- _Set exercise_:
Return the material word for word. Do not include the pictures.

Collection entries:
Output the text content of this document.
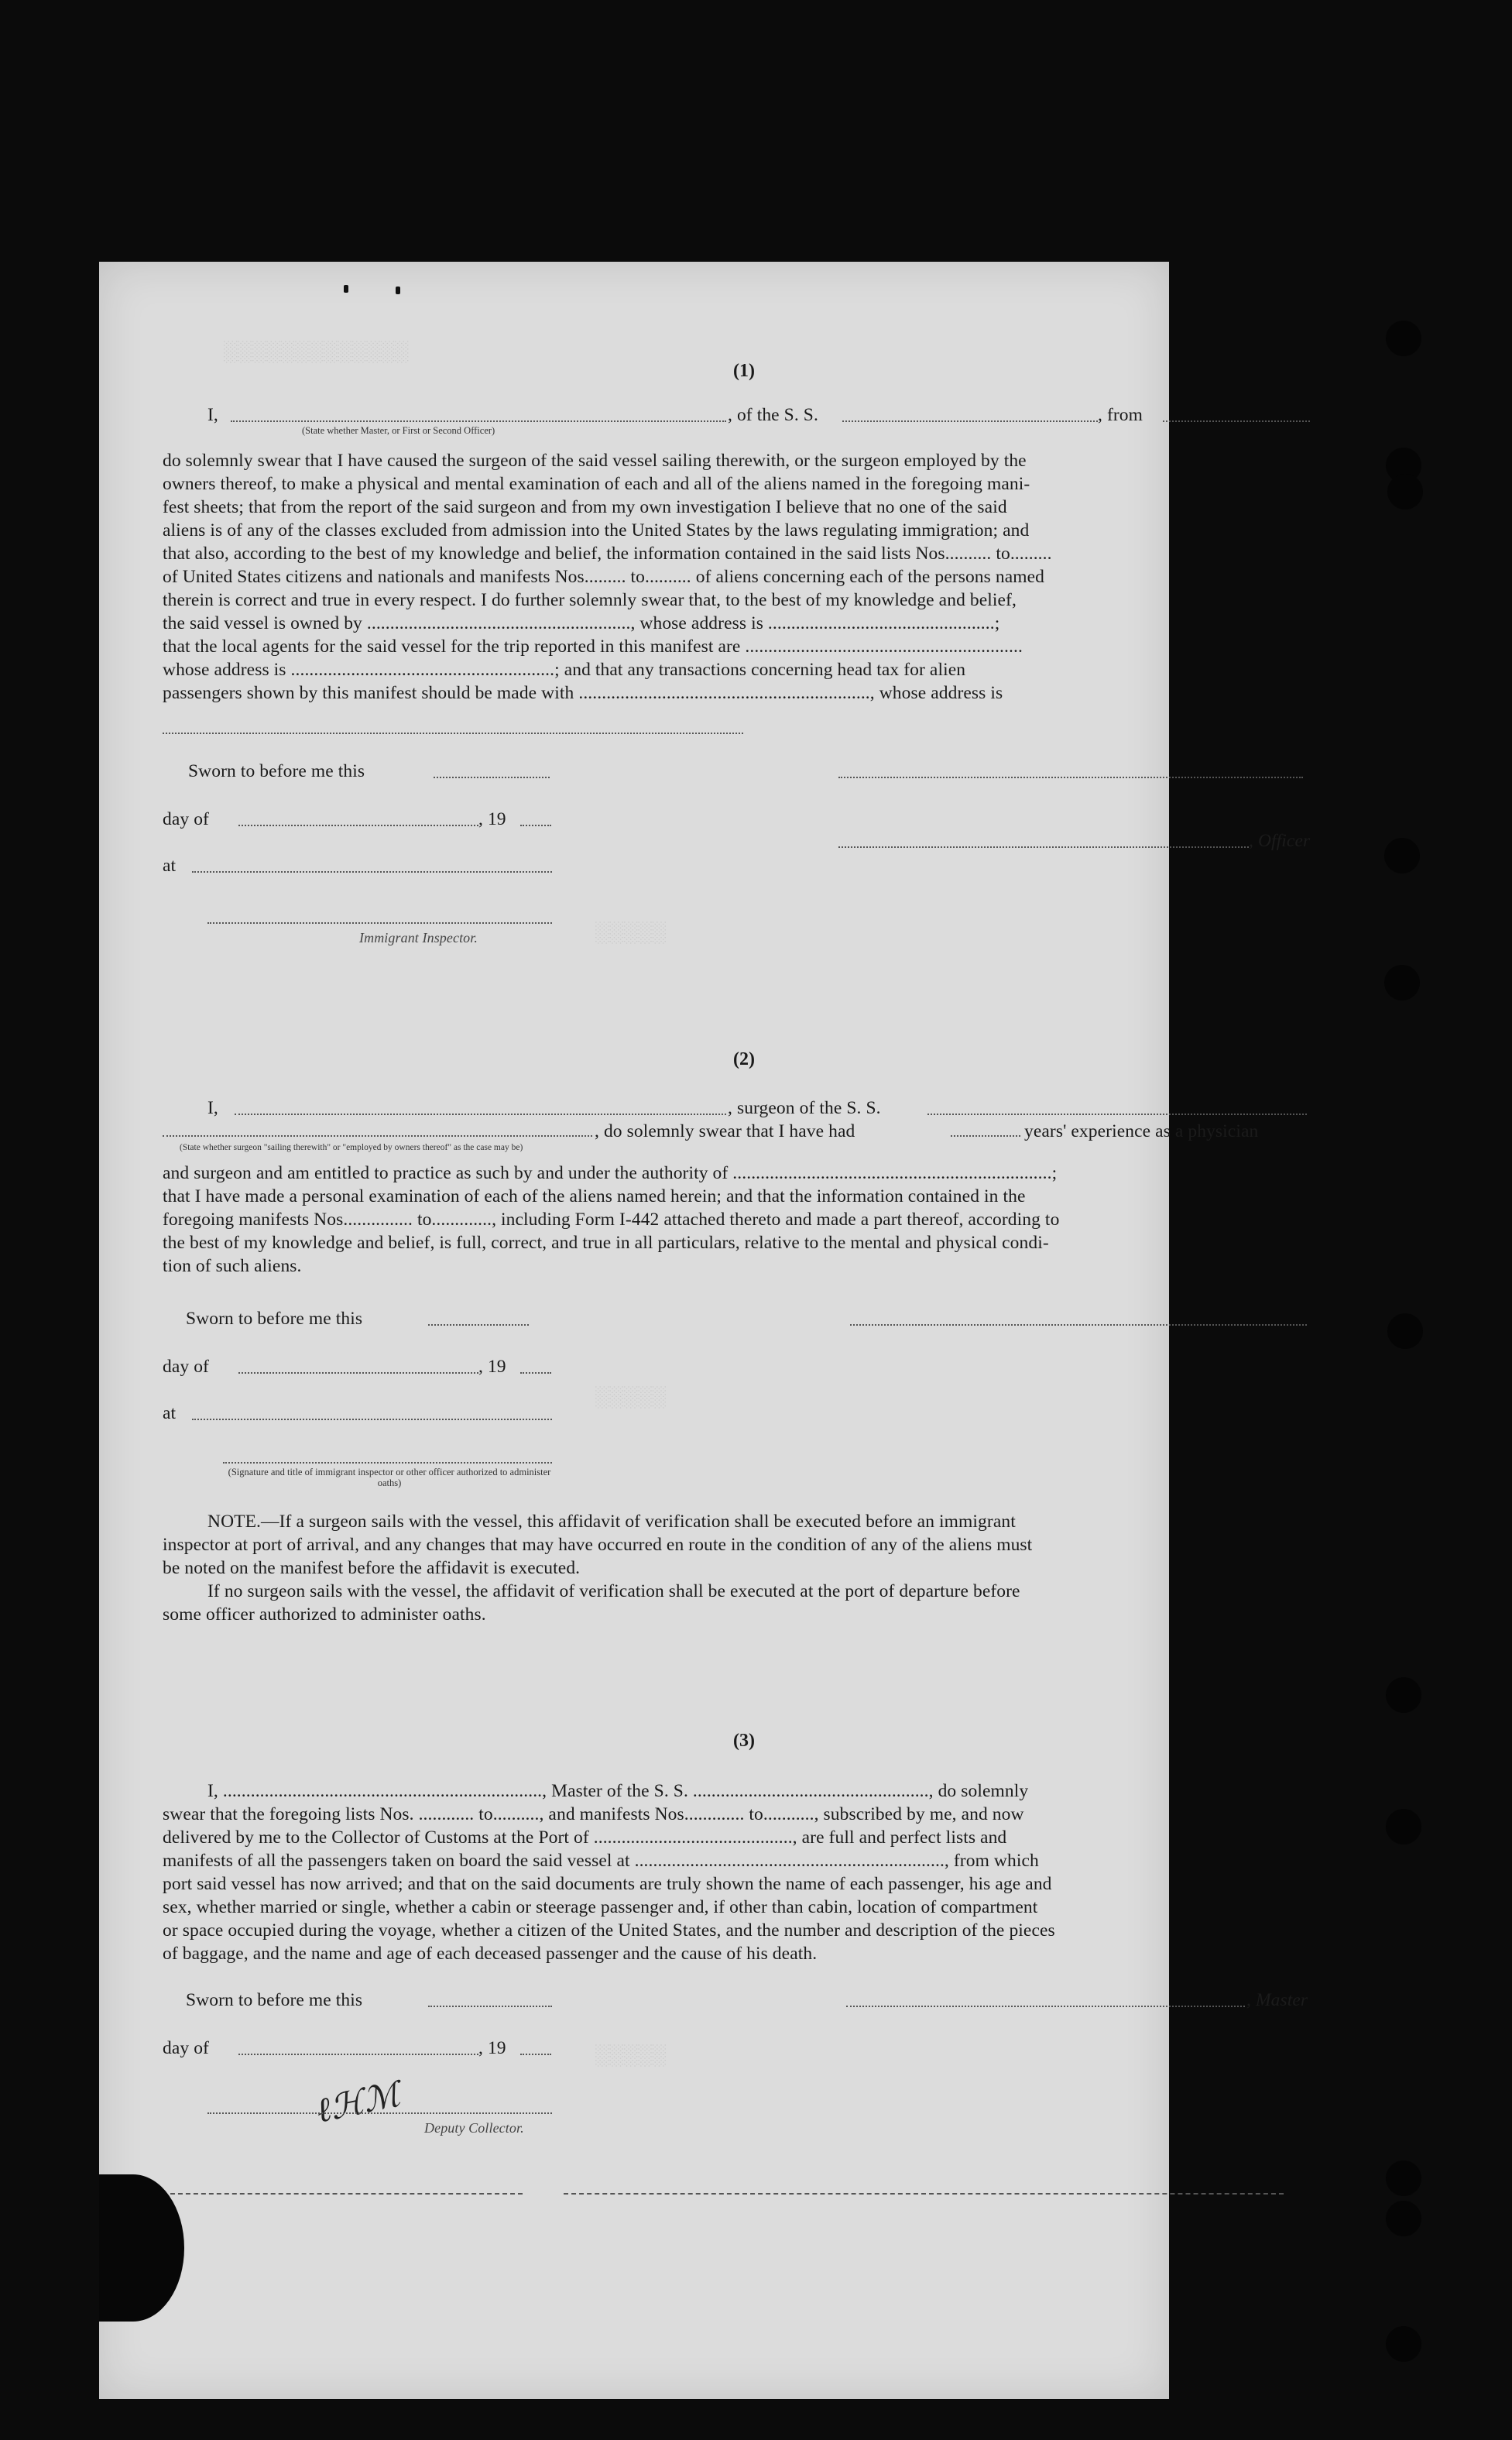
░░░░░░░░░░░░░
░░░░░
░░░░░
░░░░░
(1)
I,	, of the S. S.	, from
(State whether Master, or First or Second Officer)
do solemnly swear that I have caused the surgeon of the said vessel sailing therewith, or the surgeon employed by the
owners thereof, to make a physical and mental examination of each and all of the aliens named in the foregoing mani-
fest sheets; that from the report of the said surgeon and from my own investigation I believe that no one of the said
aliens is of any of the classes excluded from admission into the United States by the laws regulating immigration; and
that also, according to the best of my knowledge and belief, the information contained in the said lists Nos.......... to.........
of United States citizens and nationals and manifests Nos......... to.......... of aliens concerning each of the persons named
therein is correct and true in every respect. I do further solemnly swear that, to the best of my knowledge and belief,
the said vessel is owned by ........................................................., whose address is .................................................;
that the local agents for the said vessel for the trip reported in this manifest are ............................................................
whose address is .........................................................; and that any transactions concerning head tax for alien
passengers shown by this manifest should be made with ..............................................................., whose address is
Sworn to before me this
day of	, 19
, Officer
at
Immigrant Inspector.
(2)
I,	, surgeon of the S. S.
, do solemnly swear that I have had	years' experience as a physician
(State whether surgeon "sailing therewith" or "employed by owners thereof" as the case may be)
and surgeon and am entitled to practice as such by and under the authority of .....................................................................;
that I have made a personal examination of each of the aliens named herein; and that the information contained in the
foregoing manifests Nos............... to............., including Form I-442 attached thereto and made a part thereof, according to
the best of my knowledge and belief, is full, correct, and true in all particulars, relative to the mental and physical condi-
tion of such aliens.
Sworn to before me this
day of	, 19
at
(Signature and title of immigrant inspector or other officer authorized to administer oaths)
NOTE.—If a surgeon sails with the vessel, this affidavit of verification shall be executed before an immigrant
inspector at port of arrival, and any changes that may have occurred en route in the condition of any of the aliens must
be noted on the manifest before the affidavit is executed.
If no surgeon sails with the vessel, the affidavit of verification shall be executed at the port of departure before
some officer authorized to administer oaths.
(3)
I, ....................................................................., Master of the S. S. ..................................................., do solemnly
swear that the foregoing lists Nos. ............ to.........., and manifests Nos............. to..........., subscribed by me, and now
delivered by me to the Collector of Customs at the Port of ..........................................., are full and perfect lists and
manifests of all the passengers taken on board the said vessel at ..................................................................., from which
port said vessel has now arrived; and that on the said documents are truly shown the name of each passenger, his age and
sex, whether married or single, whether a cabin or steerage passenger and, if other than cabin, location of compartment
or space occupied during the voyage, whether a citizen of the United States, and the number and description of the pieces
of baggage, and the name and age of each deceased passenger and the cause of his death.
Sworn to before me this	, Master
day of	, 19
ℓℋℳ Deputy Collector.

- _Answer to this exercise_:
Output the text content of this document.
░░░░░░░░░░░░░
░░░░░
░░░░░
░░░░░
(1)
I,	, of the S. S.	, from
(State whether Master, or First or Second Officer)
do solemnly swear that I have caused the surgeon of the said vessel sailing therewith, or the surgeon employed by the
owners thereof, to make a physical and mental examination of each and all of the aliens named in the foregoing mani-
fest sheets; that from the report of the said surgeon and from my own investigation I believe that no one of the said
aliens is of any of the classes excluded from admission into the United States by the laws regulating immigration; and
that also, according to the best of my knowledge and belief, the information contained in the said lists Nos.......... to.........
of United States citizens and nationals and manifests Nos......... to.......... of aliens concerning each of the persons named
therein is correct and true in every respect. I do further solemnly swear that, to the best of my knowledge and belief,
the said vessel is owned by ........................................................., whose address is .................................................;
that the local agents for the said vessel for the trip reported in this manifest are ............................................................
whose address is .........................................................; and that any transactions concerning head tax for alien
passengers shown by this manifest should be made with ..............................................................., whose address is
Sworn to before me this
day of	, 19
, Officer
at
Immigrant Inspector.
(2)
I,	, surgeon of the S. S.
, do solemnly swear that I have had	years' experience as a physician
(State whether surgeon "sailing therewith" or "employed by owners thereof" as the case may be)
and surgeon and am entitled to practice as such by and under the authority of .....................................................................;
that I have made a personal examination of each of the aliens named herein; and that the information contained in the
foregoing manifests Nos............... to............., including Form I-442 attached thereto and made a part thereof, according to
the best of my knowledge and belief, is full, correct, and true in all particulars, relative to the mental and physical condi-
tion of such aliens.
Sworn to before me this
day of	, 19
at
(Signature and title of immigrant inspector or other officer authorized to administer oaths)
NOTE.—If a surgeon sails with the vessel, this affidavit of verification shall be executed before an immigrant
inspector at port of arrival, and any changes that may have occurred en route in the condition of any of the aliens must
be noted on the manifest before the affidavit is executed.
If no surgeon sails with the vessel, the affidavit of verification shall be executed at the port of departure before
some officer authorized to administer oaths.
(3)
I, ....................................................................., Master of the S. S. ..................................................., do solemnly
swear that the foregoing lists Nos. ............ to.........., and manifests Nos............. to..........., subscribed by me, and now
delivered by me to the Collector of Customs at the Port of ..........................................., are full and perfect lists and
manifests of all the passengers taken on board the said vessel at ..................................................................., from which
port said vessel has now arrived; and that on the said documents are truly shown the name of each passenger, his age and
sex, whether married or single, whether a cabin or steerage passenger and, if other than cabin, location of compartment
or space occupied during the voyage, whether a citizen of the United States, and the number and description of the pieces
of baggage, and the name and age of each deceased passenger and the cause of his death.
Sworn to before me this	, Master
day of	, 19
ℓℋℳ Deputy Collector.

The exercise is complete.